**YOUR TASK:** Each line that follows should be printed again exactly as it stands.

**Dataset entries:**
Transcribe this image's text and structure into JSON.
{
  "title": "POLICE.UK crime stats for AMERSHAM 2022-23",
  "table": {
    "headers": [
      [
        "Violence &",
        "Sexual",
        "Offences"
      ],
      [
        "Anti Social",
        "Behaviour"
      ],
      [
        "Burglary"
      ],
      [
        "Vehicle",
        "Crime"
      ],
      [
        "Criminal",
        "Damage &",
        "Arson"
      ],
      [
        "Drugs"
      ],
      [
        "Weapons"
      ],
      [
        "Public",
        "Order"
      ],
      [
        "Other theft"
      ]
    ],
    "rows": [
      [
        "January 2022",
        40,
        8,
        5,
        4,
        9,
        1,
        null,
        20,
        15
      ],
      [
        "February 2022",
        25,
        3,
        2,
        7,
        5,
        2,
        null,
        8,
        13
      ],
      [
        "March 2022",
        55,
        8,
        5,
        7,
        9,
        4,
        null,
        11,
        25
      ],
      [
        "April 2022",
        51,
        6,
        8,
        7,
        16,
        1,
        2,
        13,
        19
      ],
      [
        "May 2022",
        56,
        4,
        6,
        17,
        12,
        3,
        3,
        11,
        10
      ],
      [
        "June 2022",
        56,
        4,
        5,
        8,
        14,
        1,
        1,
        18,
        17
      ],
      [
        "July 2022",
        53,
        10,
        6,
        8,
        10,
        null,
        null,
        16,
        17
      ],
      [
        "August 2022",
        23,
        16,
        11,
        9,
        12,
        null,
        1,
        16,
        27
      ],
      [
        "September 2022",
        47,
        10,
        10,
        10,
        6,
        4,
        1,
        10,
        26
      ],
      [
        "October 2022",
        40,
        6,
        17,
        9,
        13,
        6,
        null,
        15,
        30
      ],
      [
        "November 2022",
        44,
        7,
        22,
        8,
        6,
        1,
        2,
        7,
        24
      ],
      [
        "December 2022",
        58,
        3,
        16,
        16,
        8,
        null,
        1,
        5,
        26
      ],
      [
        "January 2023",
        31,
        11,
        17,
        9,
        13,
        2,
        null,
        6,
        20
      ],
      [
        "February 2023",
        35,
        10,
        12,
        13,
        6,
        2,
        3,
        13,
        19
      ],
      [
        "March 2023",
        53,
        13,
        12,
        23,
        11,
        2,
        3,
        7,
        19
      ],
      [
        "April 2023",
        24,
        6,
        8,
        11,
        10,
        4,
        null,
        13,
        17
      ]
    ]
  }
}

**TASK ANSWER:**
Transcribe this image's text and structure into JSON.
{
  "title": "POLICE.UK crime stats for AMERSHAM 2022-23",
  "table": {
    "headers": [
      [
        "Violence &",
        "Sexual",
        "Offences"
      ],
      [
        "Anti Social",
        "Behaviour"
      ],
      [
        "Burglary"
      ],
      [
        "Vehicle",
        "Crime"
      ],
      [
        "Criminal",
        "Damage &",
        "Arson"
      ],
      [
        "Drugs"
      ],
      [
        "Weapons"
      ],
      [
        "Public",
        "Order"
      ],
      [
        "Other theft"
      ]
    ],
    "rows": [
      [
        "January 2022",
        40,
        8,
        5,
        4,
        9,
        1,
        null,
        20,
        15
      ],
      [
        "February 2022",
        25,
        3,
        2,
        7,
        5,
        2,
        null,
        8,
        13
      ],
      [
        "March 2022",
        55,
        8,
        5,
        7,
        9,
        4,
        null,
        11,
        25
      ],
      [
        "April 2022",
        51,
        6,
        8,
        7,
        16,
        1,
        2,
        13,
        19
      ],
      [
        "May 2022",
        56,
        4,
        6,
        17,
        12,
        3,
        3,
        11,
        10
      ],
      [
        "June 2022",
        56,
        4,
        5,
        8,
        14,
        1,
        1,
        18,
        17
      ],
      [
        "July 2022",
        53,
        10,
        6,
        8,
        10,
        null,
        null,
        16,
        17
      ],
      [
        "August 2022",
        23,
        16,
        11,
        9,
        12,
        null,
        1,
        16,
        27
      ],
      [
        "September 2022",
        47,
        10,
        10,
        10,
        6,
        4,
        1,
        10,
        26
      ],
      [
        "October 2022",
        40,
        6,
        17,
        9,
        13,
        6,
        null,
        15,
        30
      ],
      [
        "November 2022",
        44,
        7,
        22,
        8,
        6,
        1,
        2,
        7,
        24
      ],
      [
        "December 2022",
        58,
        3,
        16,
        16,
        8,
        null,
        1,
        5,
        26
      ],
      [
        "January 2023",
        31,
        11,
        17,
        9,
        13,
        2,
        null,
        6,
        20
      ],
      [
        "February 2023",
        35,
        10,
        12,
        13,
        6,
        2,
        3,
        13,
        19
      ],
      [
        "March 2023",
        53,
        13,
        12,
        23,
        11,
        2,
        3,
        7,
        19
      ],
      [
        "April 2023",
        24,
        6,
        8,
        11,
        10,
        4,
        null,
        13,
        17
      ]
    ]
  }
}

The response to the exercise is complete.